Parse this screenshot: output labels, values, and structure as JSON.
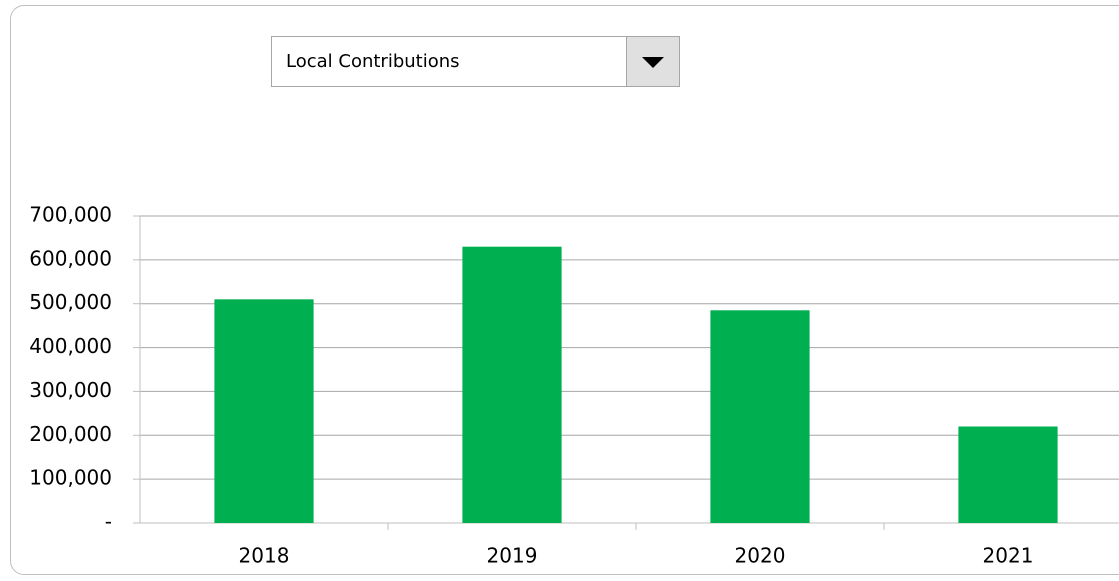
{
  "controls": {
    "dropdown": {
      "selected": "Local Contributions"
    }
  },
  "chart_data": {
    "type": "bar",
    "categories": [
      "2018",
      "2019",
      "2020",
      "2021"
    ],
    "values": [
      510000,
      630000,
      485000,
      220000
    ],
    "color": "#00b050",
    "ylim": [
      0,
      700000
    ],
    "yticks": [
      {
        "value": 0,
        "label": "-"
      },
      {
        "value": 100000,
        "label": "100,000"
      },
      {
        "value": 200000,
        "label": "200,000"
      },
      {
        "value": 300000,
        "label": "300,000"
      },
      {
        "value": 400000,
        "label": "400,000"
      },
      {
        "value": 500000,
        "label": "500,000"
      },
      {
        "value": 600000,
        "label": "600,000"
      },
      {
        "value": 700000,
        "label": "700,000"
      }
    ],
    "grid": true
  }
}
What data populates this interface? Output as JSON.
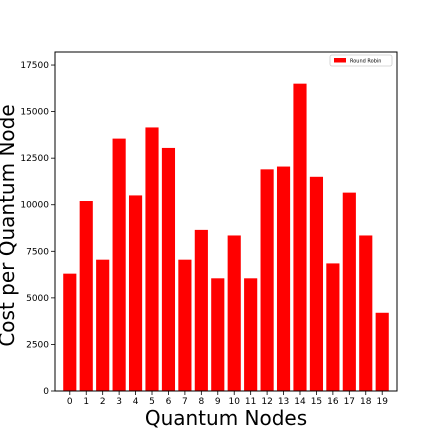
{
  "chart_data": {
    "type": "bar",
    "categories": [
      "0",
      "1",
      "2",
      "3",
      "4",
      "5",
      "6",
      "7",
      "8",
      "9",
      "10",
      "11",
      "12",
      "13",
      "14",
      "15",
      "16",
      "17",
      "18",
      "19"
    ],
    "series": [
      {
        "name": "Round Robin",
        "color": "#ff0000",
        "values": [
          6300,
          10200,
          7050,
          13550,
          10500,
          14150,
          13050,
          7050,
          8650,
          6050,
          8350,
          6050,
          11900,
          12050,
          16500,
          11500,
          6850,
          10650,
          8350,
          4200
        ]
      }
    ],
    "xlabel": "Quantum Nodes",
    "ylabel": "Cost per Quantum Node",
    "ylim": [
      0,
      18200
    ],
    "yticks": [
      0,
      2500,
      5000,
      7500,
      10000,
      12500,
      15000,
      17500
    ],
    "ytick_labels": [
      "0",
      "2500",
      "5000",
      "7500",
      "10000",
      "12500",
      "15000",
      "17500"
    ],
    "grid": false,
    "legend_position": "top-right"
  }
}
★ ★ ★ ★ ★ ★ ★
Copy each line of the records above that carries the word "this".

- _In response_:
Parse this screenshot: output labels, values, and structure as JSON.
What data populates this interface? Output as JSON.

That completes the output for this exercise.